• **What is required**
Restate the whole listing exactly.

— start Material supplied —

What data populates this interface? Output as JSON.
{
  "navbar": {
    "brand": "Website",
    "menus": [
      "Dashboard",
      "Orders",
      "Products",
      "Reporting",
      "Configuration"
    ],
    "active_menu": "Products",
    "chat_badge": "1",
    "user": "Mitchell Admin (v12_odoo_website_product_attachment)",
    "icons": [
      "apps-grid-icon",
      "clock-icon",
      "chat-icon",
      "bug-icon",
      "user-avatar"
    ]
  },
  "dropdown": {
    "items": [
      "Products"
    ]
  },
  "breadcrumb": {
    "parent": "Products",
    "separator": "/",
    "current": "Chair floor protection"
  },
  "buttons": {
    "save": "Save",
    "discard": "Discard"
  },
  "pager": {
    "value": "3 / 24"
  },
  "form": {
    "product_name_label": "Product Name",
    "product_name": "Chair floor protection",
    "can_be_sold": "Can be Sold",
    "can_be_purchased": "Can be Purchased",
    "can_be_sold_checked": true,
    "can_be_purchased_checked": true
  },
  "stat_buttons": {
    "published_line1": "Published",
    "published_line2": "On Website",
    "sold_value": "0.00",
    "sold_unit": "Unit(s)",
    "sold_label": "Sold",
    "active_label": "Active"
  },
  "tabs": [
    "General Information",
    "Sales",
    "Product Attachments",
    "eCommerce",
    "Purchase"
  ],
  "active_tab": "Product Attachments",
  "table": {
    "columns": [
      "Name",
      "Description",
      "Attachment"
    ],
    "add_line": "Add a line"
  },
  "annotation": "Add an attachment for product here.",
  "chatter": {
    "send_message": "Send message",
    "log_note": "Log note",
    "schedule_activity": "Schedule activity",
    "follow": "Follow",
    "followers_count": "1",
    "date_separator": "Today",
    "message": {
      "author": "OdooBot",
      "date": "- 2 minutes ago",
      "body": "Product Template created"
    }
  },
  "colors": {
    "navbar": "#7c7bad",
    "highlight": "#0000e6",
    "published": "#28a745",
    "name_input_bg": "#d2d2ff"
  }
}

— end Material supplied —

• **Finished exercise**
What data populates this interface? Output as JSON.
{
  "navbar": {
    "brand": "Website",
    "menus": [
      "Dashboard",
      "Orders",
      "Products",
      "Reporting",
      "Configuration"
    ],
    "active_menu": "Products",
    "chat_badge": "1",
    "user": "Mitchell Admin (v12_odoo_website_product_attachment)",
    "icons": [
      "apps-grid-icon",
      "clock-icon",
      "chat-icon",
      "bug-icon",
      "user-avatar"
    ]
  },
  "dropdown": {
    "items": [
      "Products"
    ]
  },
  "breadcrumb": {
    "parent": "Products",
    "separator": "/",
    "current": "Chair floor protection"
  },
  "buttons": {
    "save": "Save",
    "discard": "Discard"
  },
  "pager": {
    "value": "3 / 24"
  },
  "form": {
    "product_name_label": "Product Name",
    "product_name": "Chair floor protection",
    "can_be_sold": "Can be Sold",
    "can_be_purchased": "Can be Purchased",
    "can_be_sold_checked": true,
    "can_be_purchased_checked": true
  },
  "stat_buttons": {
    "published_line1": "Published",
    "published_line2": "On Website",
    "sold_value": "0.00",
    "sold_unit": "Unit(s)",
    "sold_label": "Sold",
    "active_label": "Active"
  },
  "tabs": [
    "General Information",
    "Sales",
    "Product Attachments",
    "eCommerce",
    "Purchase"
  ],
  "active_tab": "Product Attachments",
  "table": {
    "columns": [
      "Name",
      "Description",
      "Attachment"
    ],
    "add_line": "Add a line"
  },
  "annotation": "Add an attachment for product here.",
  "chatter": {
    "send_message": "Send message",
    "log_note": "Log note",
    "schedule_activity": "Schedule activity",
    "follow": "Follow",
    "followers_count": "1",
    "date_separator": "Today",
    "message": {
      "author": "OdooBot",
      "date": "- 2 minutes ago",
      "body": "Product Template created"
    }
  },
  "colors": {
    "navbar": "#7c7bad",
    "highlight": "#0000e6",
    "published": "#28a745",
    "name_input_bg": "#d2d2ff"
  }
}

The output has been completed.